§ What to produce: Below is a block of records. Copy every line in it that contains the word "this".

§ Information given:
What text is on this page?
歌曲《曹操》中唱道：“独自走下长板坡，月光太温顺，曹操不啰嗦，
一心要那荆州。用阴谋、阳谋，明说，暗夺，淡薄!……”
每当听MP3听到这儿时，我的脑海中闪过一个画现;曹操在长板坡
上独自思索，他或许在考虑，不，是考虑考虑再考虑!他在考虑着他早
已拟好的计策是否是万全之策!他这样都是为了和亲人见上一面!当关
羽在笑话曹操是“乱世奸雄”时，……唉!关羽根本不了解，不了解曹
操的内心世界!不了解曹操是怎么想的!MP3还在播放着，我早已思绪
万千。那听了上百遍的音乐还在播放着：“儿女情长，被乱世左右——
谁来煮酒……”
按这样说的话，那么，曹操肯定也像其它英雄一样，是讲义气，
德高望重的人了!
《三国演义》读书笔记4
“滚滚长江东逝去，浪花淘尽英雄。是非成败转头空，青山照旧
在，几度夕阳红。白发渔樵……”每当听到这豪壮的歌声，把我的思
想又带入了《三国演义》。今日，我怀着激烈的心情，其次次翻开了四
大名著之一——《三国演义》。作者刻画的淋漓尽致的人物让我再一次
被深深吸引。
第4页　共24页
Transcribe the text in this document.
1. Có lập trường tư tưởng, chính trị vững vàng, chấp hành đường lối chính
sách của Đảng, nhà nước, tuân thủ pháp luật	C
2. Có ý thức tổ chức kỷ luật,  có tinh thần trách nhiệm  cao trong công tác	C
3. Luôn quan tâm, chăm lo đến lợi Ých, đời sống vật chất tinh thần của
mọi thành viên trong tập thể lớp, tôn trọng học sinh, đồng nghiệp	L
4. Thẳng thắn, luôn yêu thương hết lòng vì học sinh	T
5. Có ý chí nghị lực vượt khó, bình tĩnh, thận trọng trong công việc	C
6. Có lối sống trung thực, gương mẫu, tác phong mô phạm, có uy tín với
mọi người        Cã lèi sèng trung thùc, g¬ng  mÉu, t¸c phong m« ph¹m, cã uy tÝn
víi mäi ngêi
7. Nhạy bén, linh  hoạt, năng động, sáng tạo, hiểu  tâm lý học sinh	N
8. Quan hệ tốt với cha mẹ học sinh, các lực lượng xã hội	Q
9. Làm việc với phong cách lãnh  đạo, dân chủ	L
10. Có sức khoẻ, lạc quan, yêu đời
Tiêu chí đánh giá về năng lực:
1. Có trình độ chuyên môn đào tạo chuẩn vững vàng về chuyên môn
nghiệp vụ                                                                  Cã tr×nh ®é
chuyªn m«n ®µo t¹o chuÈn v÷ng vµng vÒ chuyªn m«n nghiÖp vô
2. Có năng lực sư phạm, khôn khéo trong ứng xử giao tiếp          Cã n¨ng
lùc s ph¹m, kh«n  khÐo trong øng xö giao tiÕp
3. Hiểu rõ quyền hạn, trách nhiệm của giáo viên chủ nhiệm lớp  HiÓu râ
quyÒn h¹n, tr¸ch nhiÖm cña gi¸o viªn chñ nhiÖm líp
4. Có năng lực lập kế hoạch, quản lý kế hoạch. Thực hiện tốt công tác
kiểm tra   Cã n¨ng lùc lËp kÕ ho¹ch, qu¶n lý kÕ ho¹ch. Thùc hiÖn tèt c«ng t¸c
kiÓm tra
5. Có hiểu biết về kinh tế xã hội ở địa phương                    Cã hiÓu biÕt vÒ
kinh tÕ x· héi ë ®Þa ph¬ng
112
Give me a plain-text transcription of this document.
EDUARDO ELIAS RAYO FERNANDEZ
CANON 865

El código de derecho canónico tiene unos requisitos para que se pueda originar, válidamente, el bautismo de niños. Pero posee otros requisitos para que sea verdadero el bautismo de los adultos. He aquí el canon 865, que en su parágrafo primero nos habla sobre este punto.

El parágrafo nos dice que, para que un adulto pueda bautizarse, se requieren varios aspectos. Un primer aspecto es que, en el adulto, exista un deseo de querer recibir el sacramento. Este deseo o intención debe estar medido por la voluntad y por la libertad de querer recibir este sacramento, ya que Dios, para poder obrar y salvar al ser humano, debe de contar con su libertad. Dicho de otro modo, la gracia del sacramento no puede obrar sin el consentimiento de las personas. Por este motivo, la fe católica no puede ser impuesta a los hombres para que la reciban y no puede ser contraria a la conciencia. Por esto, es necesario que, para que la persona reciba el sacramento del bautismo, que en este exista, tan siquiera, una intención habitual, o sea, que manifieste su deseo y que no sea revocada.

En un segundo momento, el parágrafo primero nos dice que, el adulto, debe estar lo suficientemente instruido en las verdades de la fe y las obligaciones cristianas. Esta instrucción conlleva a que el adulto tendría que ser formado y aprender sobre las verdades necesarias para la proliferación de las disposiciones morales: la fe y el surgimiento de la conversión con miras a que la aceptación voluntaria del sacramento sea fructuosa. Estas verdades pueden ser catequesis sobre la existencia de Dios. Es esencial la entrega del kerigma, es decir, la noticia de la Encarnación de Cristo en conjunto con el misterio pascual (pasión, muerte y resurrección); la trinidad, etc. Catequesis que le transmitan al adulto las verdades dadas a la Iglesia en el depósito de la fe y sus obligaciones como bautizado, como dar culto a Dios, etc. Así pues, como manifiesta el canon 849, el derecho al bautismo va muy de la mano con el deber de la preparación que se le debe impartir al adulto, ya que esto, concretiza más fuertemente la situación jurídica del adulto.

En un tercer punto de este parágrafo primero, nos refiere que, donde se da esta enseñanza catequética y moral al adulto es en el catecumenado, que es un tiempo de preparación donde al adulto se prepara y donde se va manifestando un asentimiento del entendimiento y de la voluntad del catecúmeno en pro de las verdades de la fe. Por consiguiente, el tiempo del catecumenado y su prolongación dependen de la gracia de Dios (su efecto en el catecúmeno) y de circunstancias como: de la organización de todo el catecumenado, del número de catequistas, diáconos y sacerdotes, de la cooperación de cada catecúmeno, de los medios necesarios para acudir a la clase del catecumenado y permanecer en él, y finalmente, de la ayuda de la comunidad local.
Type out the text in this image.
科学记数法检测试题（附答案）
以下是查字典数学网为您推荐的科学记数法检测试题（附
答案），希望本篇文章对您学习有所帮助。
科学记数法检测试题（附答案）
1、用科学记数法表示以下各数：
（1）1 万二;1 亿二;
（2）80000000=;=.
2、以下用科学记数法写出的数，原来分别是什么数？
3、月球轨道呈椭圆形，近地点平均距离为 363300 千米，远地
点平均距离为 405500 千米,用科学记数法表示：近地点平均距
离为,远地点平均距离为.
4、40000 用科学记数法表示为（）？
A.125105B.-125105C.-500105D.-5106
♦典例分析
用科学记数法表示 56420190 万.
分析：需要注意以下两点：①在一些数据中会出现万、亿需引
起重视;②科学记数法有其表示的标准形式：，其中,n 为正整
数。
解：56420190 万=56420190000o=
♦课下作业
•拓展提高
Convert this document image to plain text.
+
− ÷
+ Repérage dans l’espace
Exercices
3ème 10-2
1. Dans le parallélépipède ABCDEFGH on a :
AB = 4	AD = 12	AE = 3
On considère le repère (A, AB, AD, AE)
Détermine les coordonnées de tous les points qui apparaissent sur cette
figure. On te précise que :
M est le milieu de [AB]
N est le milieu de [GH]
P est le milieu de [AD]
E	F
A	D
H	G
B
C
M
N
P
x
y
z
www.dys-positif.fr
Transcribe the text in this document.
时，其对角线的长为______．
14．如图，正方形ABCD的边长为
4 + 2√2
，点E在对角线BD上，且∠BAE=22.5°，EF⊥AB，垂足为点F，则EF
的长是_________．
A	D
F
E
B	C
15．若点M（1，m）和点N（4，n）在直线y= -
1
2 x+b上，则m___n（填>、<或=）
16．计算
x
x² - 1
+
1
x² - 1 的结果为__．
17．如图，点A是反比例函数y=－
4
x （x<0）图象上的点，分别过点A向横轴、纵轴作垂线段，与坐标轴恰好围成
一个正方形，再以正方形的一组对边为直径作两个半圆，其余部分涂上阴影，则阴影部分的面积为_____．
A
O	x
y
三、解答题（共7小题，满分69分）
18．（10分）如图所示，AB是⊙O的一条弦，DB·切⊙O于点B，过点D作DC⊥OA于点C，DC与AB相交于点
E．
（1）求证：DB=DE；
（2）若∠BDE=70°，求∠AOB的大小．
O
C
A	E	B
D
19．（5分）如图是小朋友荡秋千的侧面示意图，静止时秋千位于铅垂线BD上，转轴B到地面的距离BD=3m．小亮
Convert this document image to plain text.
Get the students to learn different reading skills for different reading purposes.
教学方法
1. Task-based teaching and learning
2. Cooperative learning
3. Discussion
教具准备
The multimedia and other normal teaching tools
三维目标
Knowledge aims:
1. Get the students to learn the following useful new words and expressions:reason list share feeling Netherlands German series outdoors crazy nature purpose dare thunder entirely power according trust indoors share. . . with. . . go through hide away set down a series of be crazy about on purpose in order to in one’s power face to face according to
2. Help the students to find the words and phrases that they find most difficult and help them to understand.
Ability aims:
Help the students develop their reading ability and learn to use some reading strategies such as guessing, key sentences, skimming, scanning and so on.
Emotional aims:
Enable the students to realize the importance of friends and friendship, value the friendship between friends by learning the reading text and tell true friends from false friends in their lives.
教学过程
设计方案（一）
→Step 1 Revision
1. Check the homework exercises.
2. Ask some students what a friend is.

§ Exercise response:
What text is on this page?
Transcribe the text in this document.
Give me a plain-text transcription of this document.
Type out the text in this image.
Convert this document image to plain text.
Transcribe the text in this document.
Convert this document image to plain text.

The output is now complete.